The task: Give every line again exactly as it appears, please, but not the pictures.

Given information:
◆ ◆ ◆ ◆ ◆

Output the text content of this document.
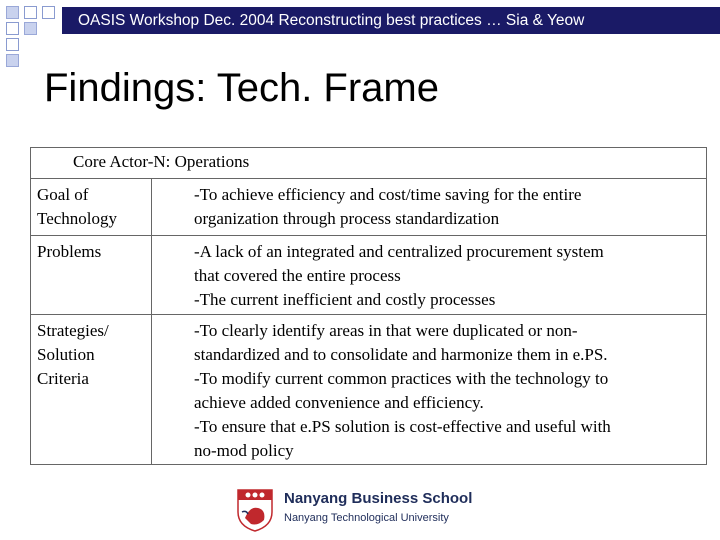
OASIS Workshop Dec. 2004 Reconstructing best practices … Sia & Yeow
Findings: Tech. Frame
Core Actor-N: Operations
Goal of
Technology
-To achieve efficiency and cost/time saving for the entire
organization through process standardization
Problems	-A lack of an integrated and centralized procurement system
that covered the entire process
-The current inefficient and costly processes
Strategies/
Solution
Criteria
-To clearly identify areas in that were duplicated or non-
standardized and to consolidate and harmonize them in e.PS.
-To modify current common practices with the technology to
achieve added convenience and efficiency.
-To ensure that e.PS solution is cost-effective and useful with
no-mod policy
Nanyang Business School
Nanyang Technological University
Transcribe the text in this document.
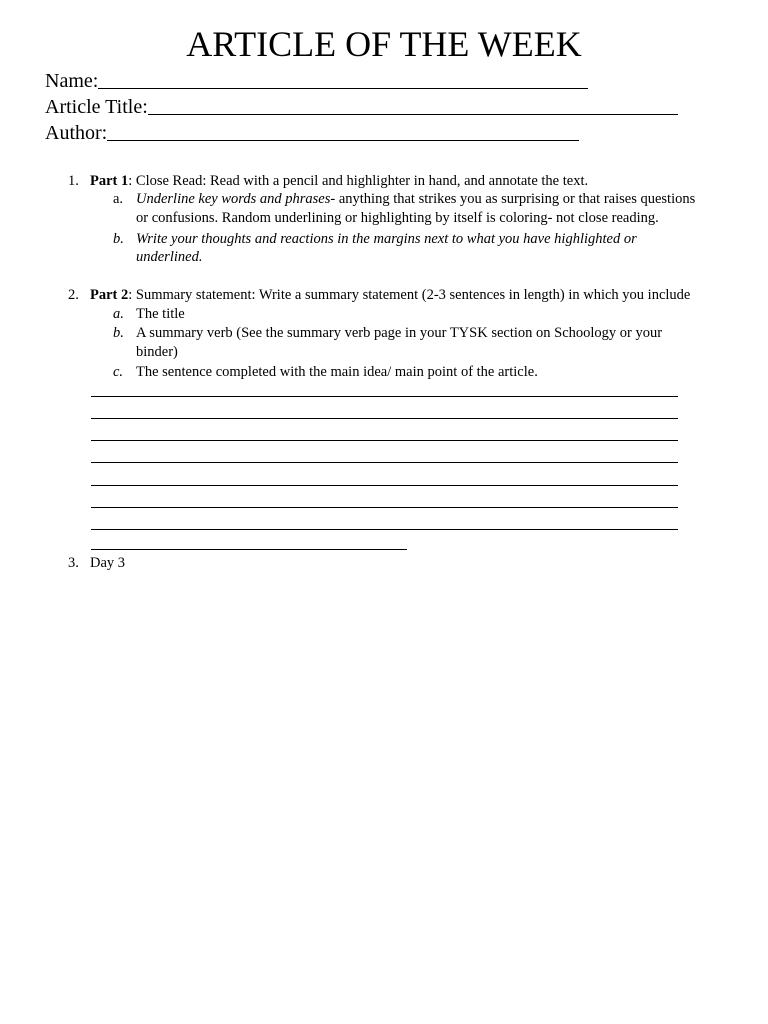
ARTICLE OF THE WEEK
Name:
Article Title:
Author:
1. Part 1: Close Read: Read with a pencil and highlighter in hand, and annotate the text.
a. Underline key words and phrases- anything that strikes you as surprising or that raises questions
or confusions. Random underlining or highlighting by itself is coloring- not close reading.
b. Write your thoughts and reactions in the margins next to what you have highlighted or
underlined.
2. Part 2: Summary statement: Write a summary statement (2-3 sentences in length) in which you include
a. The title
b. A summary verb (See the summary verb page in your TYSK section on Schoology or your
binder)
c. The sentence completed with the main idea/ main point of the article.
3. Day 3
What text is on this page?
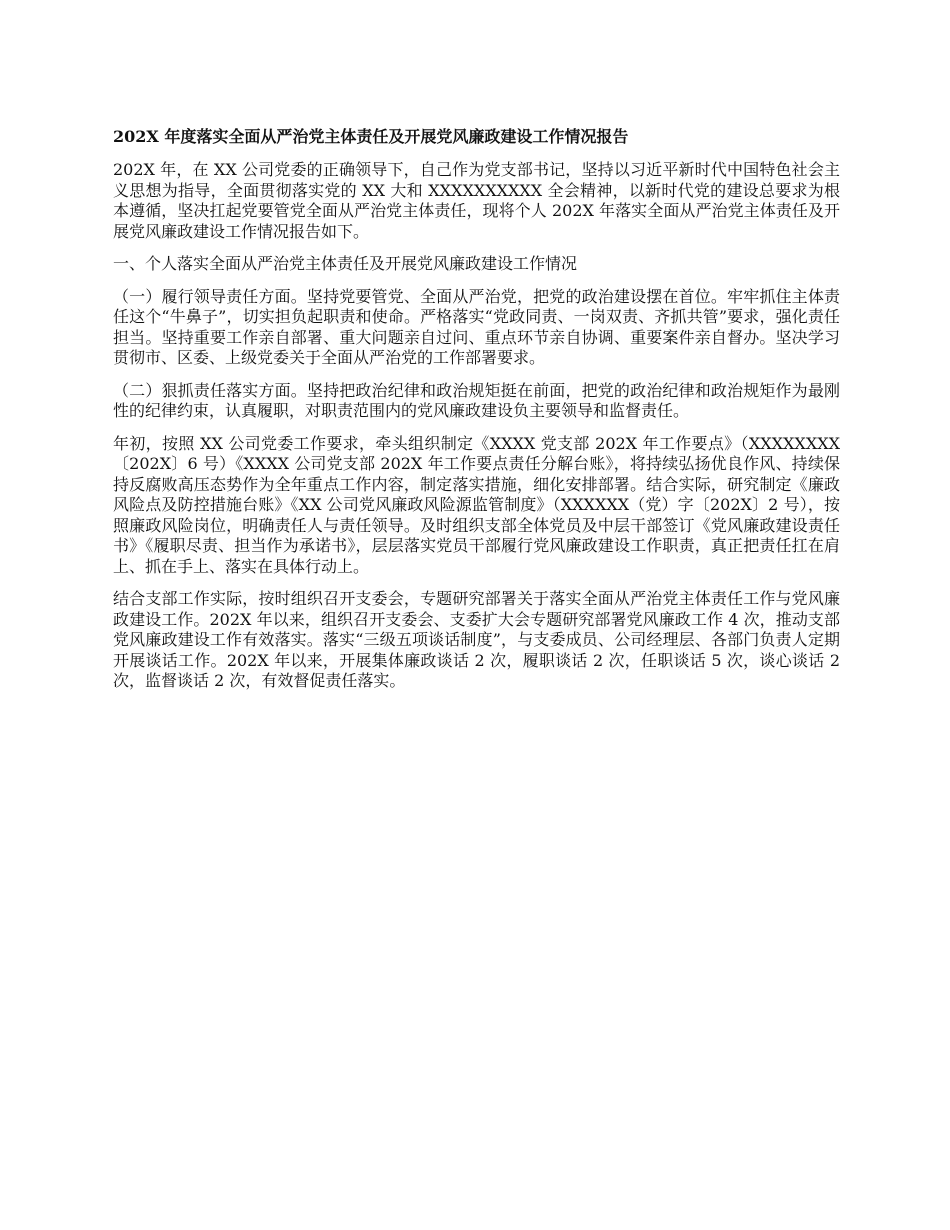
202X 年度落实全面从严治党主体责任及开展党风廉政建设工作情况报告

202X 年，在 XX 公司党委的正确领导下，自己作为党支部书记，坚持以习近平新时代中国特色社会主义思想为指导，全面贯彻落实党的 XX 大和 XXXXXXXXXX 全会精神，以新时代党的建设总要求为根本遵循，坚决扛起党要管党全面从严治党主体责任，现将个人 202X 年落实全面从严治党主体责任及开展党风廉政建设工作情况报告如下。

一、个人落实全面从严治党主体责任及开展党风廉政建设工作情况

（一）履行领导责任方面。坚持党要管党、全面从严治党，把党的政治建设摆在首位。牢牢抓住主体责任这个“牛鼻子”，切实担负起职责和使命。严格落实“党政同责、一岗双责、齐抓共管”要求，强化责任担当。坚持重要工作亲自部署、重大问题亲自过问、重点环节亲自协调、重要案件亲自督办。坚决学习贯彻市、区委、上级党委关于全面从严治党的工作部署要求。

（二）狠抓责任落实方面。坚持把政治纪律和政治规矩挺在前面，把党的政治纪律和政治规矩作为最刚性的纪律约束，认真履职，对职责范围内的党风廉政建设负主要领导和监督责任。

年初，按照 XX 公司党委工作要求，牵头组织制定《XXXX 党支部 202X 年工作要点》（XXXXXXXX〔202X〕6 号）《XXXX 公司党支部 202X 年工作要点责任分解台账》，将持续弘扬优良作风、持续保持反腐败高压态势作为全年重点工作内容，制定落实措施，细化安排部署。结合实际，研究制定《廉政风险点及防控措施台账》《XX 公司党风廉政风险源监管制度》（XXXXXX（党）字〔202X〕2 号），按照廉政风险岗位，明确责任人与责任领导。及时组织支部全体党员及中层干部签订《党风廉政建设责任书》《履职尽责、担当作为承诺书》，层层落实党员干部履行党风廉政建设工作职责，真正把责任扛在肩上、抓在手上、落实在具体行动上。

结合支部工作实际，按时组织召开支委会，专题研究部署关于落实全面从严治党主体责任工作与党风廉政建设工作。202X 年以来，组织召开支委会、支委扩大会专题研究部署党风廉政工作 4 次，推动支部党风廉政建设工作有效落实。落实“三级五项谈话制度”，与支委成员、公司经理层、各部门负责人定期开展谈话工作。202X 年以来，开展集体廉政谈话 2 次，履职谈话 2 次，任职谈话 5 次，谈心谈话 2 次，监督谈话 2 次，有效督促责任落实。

◆ ◆ ◆ ◆ ◆

Result below:
Output the text content of this document.
OASIS Workshop Dec. 2004 Reconstructing best practices … Sia & Yeow
Findings: Tech. Frame
Core Actor-N: Operations
Goal of
Technology
-To achieve efficiency and cost/time saving for the entire
organization through process standardization
Problems	-A lack of an integrated and centralized procurement system
that covered the entire process
-The current inefficient and costly processes
Strategies/
Solution
Criteria
-To clearly identify areas in that were duplicated or non-
standardized and to consolidate and harmonize them in e.PS.
-To modify current common practices with the technology to
achieve added convenience and efficiency.
-To ensure that e.PS solution is cost-effective and useful with
no-mod policy
Nanyang Business School
Nanyang Technological University
Transcribe the text in this document.
ARTICLE OF THE WEEK
Name:
Article Title:
Author:
1. Part 1: Close Read: Read with a pencil and highlighter in hand, and annotate the text.
a. Underline key words and phrases- anything that strikes you as surprising or that raises questions
or confusions. Random underlining or highlighting by itself is coloring- not close reading.
b. Write your thoughts and reactions in the margins next to what you have highlighted or
underlined.
2. Part 2: Summary statement: Write a summary statement (2-3 sentences in length) in which you include
a. The title
b. A summary verb (See the summary verb page in your TYSK section on Schoology or your
binder)
c. The sentence completed with the main idea/ main point of the article.
3. Day 3
What text is on this page?
202X 年度落实全面从严治党主体责任及开展党风廉政建设工作情况报告

202X 年，在 XX 公司党委的正确领导下，自己作为党支部书记，坚持以习近平新时代中国特色社会主义思想为指导，全面贯彻落实党的 XX 大和 XXXXXXXXXX 全会精神，以新时代党的建设总要求为根本遵循，坚决扛起党要管党全面从严治党主体责任，现将个人 202X 年落实全面从严治党主体责任及开展党风廉政建设工作情况报告如下。

一、个人落实全面从严治党主体责任及开展党风廉政建设工作情况

（一）履行领导责任方面。坚持党要管党、全面从严治党，把党的政治建设摆在首位。牢牢抓住主体责任这个“牛鼻子”，切实担负起职责和使命。严格落实“党政同责、一岗双责、齐抓共管”要求，强化责任担当。坚持重要工作亲自部署、重大问题亲自过问、重点环节亲自协调、重要案件亲自督办。坚决学习贯彻市、区委、上级党委关于全面从严治党的工作部署要求。

（二）狠抓责任落实方面。坚持把政治纪律和政治规矩挺在前面，把党的政治纪律和政治规矩作为最刚性的纪律约束，认真履职，对职责范围内的党风廉政建设负主要领导和监督责任。

年初，按照 XX 公司党委工作要求，牵头组织制定《XXXX 党支部 202X 年工作要点》（XXXXXXXX〔202X〕6 号）《XXXX 公司党支部 202X 年工作要点责任分解台账》，将持续弘扬优良作风、持续保持反腐败高压态势作为全年重点工作内容，制定落实措施，细化安排部署。结合实际，研究制定《廉政风险点及防控措施台账》《XX 公司党风廉政风险源监管制度》（XXXXXX（党）字〔202X〕2 号），按照廉政风险岗位，明确责任人与责任领导。及时组织支部全体党员及中层干部签订《党风廉政建设责任书》《履职尽责、担当作为承诺书》，层层落实党员干部履行党风廉政建设工作职责，真正把责任扛在肩上、抓在手上、落实在具体行动上。

结合支部工作实际，按时组织召开支委会，专题研究部署关于落实全面从严治党主体责任工作与党风廉政建设工作。202X 年以来，组织召开支委会、支委扩大会专题研究部署党风廉政工作 4 次，推动支部党风廉政建设工作有效落实。落实“三级五项谈话制度”，与支委成员、公司经理层、各部门负责人定期开展谈话工作。202X 年以来，开展集体廉政谈话 2 次，履职谈话 2 次，任职谈话 5 次，谈心谈话 2 次，监督谈话 2 次，有效督促责任落实。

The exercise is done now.